• Exercise requirements
Once you have read the entries below, give them all again without any difference.

Figure record extracts:

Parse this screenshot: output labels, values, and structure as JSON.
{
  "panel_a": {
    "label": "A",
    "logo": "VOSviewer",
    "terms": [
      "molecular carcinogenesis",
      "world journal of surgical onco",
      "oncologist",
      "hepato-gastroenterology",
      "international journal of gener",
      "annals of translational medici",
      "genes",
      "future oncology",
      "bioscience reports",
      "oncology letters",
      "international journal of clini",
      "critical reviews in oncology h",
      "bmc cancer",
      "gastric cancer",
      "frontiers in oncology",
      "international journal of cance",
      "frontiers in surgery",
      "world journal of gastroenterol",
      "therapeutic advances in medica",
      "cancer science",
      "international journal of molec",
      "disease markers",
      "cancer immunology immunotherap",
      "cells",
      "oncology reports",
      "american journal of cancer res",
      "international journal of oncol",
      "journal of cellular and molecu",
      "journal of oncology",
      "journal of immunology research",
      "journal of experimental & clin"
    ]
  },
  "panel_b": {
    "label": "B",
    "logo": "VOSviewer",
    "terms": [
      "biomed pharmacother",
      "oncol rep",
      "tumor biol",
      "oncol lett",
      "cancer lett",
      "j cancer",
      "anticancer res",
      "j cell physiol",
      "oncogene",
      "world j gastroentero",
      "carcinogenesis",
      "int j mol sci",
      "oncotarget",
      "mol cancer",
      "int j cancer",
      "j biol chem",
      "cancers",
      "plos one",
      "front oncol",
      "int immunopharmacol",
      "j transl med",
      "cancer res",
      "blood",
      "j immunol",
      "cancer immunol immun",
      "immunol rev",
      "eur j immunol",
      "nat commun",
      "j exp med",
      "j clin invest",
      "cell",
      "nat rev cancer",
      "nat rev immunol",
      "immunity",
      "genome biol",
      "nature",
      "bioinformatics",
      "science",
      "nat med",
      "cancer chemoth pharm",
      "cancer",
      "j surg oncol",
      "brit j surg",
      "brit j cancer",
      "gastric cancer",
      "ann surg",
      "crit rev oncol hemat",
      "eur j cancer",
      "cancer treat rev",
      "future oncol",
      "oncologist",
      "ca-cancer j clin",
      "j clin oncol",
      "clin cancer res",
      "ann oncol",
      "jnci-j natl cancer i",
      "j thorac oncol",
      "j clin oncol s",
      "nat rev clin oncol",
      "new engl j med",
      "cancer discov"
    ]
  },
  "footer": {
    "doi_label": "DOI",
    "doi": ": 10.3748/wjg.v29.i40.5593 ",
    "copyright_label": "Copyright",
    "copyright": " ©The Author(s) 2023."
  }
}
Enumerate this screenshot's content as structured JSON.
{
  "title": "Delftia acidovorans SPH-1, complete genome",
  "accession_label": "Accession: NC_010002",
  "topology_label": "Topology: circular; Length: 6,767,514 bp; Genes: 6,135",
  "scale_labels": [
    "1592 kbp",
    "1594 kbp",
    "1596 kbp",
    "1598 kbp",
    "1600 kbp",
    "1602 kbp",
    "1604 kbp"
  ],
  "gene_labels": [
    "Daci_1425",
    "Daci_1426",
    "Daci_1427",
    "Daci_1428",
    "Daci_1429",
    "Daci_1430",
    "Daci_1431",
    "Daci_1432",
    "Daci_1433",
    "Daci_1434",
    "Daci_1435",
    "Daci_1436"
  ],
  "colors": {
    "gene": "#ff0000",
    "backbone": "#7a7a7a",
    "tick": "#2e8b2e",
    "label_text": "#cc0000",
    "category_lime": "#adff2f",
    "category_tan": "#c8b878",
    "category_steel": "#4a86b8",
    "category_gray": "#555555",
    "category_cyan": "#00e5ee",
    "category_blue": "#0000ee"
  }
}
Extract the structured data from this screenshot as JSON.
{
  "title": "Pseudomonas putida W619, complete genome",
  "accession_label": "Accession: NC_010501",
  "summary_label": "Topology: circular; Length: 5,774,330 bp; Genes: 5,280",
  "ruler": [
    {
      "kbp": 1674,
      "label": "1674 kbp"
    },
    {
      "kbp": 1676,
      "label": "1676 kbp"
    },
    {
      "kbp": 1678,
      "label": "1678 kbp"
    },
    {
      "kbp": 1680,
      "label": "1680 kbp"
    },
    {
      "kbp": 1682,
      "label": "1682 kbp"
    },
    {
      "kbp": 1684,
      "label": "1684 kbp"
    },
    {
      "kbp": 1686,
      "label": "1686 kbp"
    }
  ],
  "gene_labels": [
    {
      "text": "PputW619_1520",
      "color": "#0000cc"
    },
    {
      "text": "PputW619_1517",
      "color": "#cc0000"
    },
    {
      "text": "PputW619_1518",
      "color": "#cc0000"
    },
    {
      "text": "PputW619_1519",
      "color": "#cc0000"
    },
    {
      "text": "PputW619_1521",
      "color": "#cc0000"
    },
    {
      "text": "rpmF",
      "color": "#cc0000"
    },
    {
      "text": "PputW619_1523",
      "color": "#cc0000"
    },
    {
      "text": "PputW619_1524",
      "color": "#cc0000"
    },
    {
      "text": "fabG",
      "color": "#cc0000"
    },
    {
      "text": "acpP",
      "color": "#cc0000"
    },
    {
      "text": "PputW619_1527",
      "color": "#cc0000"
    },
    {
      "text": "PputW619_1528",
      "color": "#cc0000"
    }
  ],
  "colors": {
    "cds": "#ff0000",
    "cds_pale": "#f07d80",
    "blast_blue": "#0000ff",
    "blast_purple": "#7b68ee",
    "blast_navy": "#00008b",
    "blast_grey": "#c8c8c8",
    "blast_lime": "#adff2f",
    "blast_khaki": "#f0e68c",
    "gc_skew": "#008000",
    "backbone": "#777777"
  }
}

• Response area
Parse this screenshot: output labels, values, and structure as JSON.
{
  "panel_a": {
    "label": "A",
    "logo": "VOSviewer",
    "terms": [
      "molecular carcinogenesis",
      "world journal of surgical onco",
      "oncologist",
      "hepato-gastroenterology",
      "international journal of gener",
      "annals of translational medici",
      "genes",
      "future oncology",
      "bioscience reports",
      "oncology letters",
      "international journal of clini",
      "critical reviews in oncology h",
      "bmc cancer",
      "gastric cancer",
      "frontiers in oncology",
      "international journal of cance",
      "frontiers in surgery",
      "world journal of gastroenterol",
      "therapeutic advances in medica",
      "cancer science",
      "international journal of molec",
      "disease markers",
      "cancer immunology immunotherap",
      "cells",
      "oncology reports",
      "american journal of cancer res",
      "international journal of oncol",
      "journal of cellular and molecu",
      "journal of oncology",
      "journal of immunology research",
      "journal of experimental & clin"
    ]
  },
  "panel_b": {
    "label": "B",
    "logo": "VOSviewer",
    "terms": [
      "biomed pharmacother",
      "oncol rep",
      "tumor biol",
      "oncol lett",
      "cancer lett",
      "j cancer",
      "anticancer res",
      "j cell physiol",
      "oncogene",
      "world j gastroentero",
      "carcinogenesis",
      "int j mol sci",
      "oncotarget",
      "mol cancer",
      "int j cancer",
      "j biol chem",
      "cancers",
      "plos one",
      "front oncol",
      "int immunopharmacol",
      "j transl med",
      "cancer res",
      "blood",
      "j immunol",
      "cancer immunol immun",
      "immunol rev",
      "eur j immunol",
      "nat commun",
      "j exp med",
      "j clin invest",
      "cell",
      "nat rev cancer",
      "nat rev immunol",
      "immunity",
      "genome biol",
      "nature",
      "bioinformatics",
      "science",
      "nat med",
      "cancer chemoth pharm",
      "cancer",
      "j surg oncol",
      "brit j surg",
      "brit j cancer",
      "gastric cancer",
      "ann surg",
      "crit rev oncol hemat",
      "eur j cancer",
      "cancer treat rev",
      "future oncol",
      "oncologist",
      "ca-cancer j clin",
      "j clin oncol",
      "clin cancer res",
      "ann oncol",
      "jnci-j natl cancer i",
      "j thorac oncol",
      "j clin oncol s",
      "nat rev clin oncol",
      "new engl j med",
      "cancer discov"
    ]
  },
  "footer": {
    "doi_label": "DOI",
    "doi": ": 10.3748/wjg.v29.i40.5593 ",
    "copyright_label": "Copyright",
    "copyright": " ©The Author(s) 2023."
  }
}
Enumerate this screenshot's content as structured JSON.
{
  "title": "Delftia acidovorans SPH-1, complete genome",
  "accession_label": "Accession: NC_010002",
  "topology_label": "Topology: circular; Length: 6,767,514 bp; Genes: 6,135",
  "scale_labels": [
    "1592 kbp",
    "1594 kbp",
    "1596 kbp",
    "1598 kbp",
    "1600 kbp",
    "1602 kbp",
    "1604 kbp"
  ],
  "gene_labels": [
    "Daci_1425",
    "Daci_1426",
    "Daci_1427",
    "Daci_1428",
    "Daci_1429",
    "Daci_1430",
    "Daci_1431",
    "Daci_1432",
    "Daci_1433",
    "Daci_1434",
    "Daci_1435",
    "Daci_1436"
  ],
  "colors": {
    "gene": "#ff0000",
    "backbone": "#7a7a7a",
    "tick": "#2e8b2e",
    "label_text": "#cc0000",
    "category_lime": "#adff2f",
    "category_tan": "#c8b878",
    "category_steel": "#4a86b8",
    "category_gray": "#555555",
    "category_cyan": "#00e5ee",
    "category_blue": "#0000ee"
  }
}
Extract the structured data from this screenshot as JSON.
{
  "title": "Pseudomonas putida W619, complete genome",
  "accession_label": "Accession: NC_010501",
  "summary_label": "Topology: circular; Length: 5,774,330 bp; Genes: 5,280",
  "ruler": [
    {
      "kbp": 1674,
      "label": "1674 kbp"
    },
    {
      "kbp": 1676,
      "label": "1676 kbp"
    },
    {
      "kbp": 1678,
      "label": "1678 kbp"
    },
    {
      "kbp": 1680,
      "label": "1680 kbp"
    },
    {
      "kbp": 1682,
      "label": "1682 kbp"
    },
    {
      "kbp": 1684,
      "label": "1684 kbp"
    },
    {
      "kbp": 1686,
      "label": "1686 kbp"
    }
  ],
  "gene_labels": [
    {
      "text": "PputW619_1520",
      "color": "#0000cc"
    },
    {
      "text": "PputW619_1517",
      "color": "#cc0000"
    },
    {
      "text": "PputW619_1518",
      "color": "#cc0000"
    },
    {
      "text": "PputW619_1519",
      "color": "#cc0000"
    },
    {
      "text": "PputW619_1521",
      "color": "#cc0000"
    },
    {
      "text": "rpmF",
      "color": "#cc0000"
    },
    {
      "text": "PputW619_1523",
      "color": "#cc0000"
    },
    {
      "text": "PputW619_1524",
      "color": "#cc0000"
    },
    {
      "text": "fabG",
      "color": "#cc0000"
    },
    {
      "text": "acpP",
      "color": "#cc0000"
    },
    {
      "text": "PputW619_1527",
      "color": "#cc0000"
    },
    {
      "text": "PputW619_1528",
      "color": "#cc0000"
    }
  ],
  "colors": {
    "cds": "#ff0000",
    "cds_pale": "#f07d80",
    "blast_blue": "#0000ff",
    "blast_purple": "#7b68ee",
    "blast_navy": "#00008b",
    "blast_grey": "#c8c8c8",
    "blast_lime": "#adff2f",
    "blast_khaki": "#f0e68c",
    "gc_skew": "#008000",
    "backbone": "#777777"
  }
}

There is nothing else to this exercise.